### Material supplied
________________________
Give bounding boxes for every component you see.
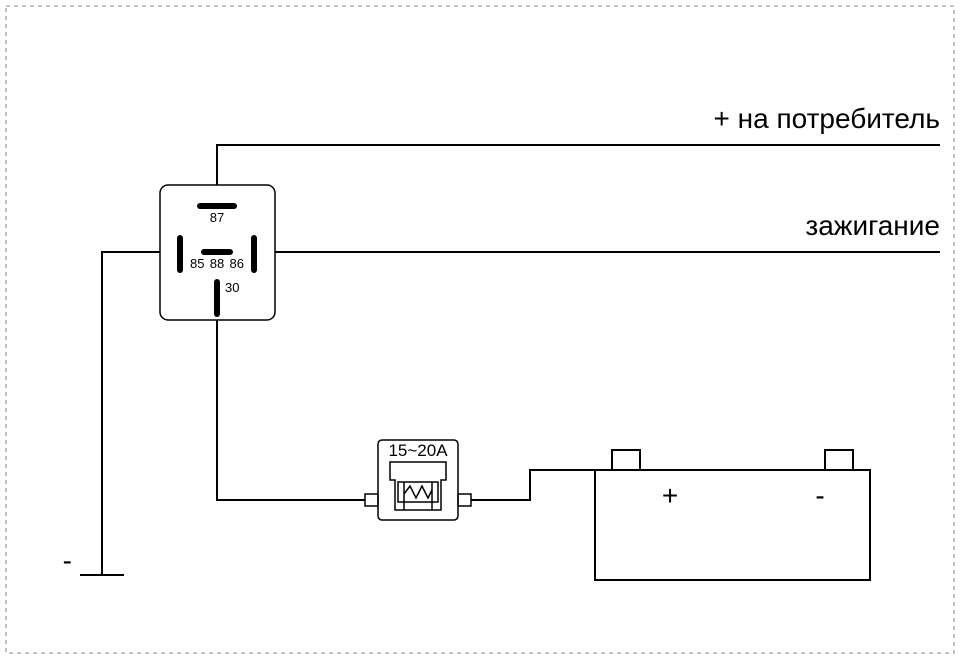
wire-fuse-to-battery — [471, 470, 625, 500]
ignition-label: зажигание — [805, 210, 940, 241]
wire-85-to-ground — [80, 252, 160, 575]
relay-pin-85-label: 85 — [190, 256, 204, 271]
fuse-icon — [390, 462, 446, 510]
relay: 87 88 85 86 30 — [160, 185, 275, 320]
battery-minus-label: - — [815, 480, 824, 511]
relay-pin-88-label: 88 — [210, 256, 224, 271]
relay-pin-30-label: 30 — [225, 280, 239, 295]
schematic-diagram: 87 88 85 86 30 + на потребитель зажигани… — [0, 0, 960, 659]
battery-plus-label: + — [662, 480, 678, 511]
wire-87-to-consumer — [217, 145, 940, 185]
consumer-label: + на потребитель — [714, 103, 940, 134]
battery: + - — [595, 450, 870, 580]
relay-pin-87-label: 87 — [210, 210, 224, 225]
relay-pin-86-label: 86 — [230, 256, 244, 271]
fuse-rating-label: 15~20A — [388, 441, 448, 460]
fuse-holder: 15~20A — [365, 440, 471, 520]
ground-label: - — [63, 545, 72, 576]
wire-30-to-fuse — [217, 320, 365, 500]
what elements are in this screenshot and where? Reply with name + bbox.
________________________
### Exercise directions
Locate each line in the items above that contains the string "fuse" and copy those lines in full. The match is case-sensitive.

### Response to this exercise
wire-fuse-to-battery — [471, 470, 625, 500]
fuse-icon — [390, 462, 446, 510]
fuse-rating-label: 15~20A — [388, 441, 448, 460]
fuse-holder: 15~20A — [365, 440, 471, 520]
wire-30-to-fuse — [217, 320, 365, 500]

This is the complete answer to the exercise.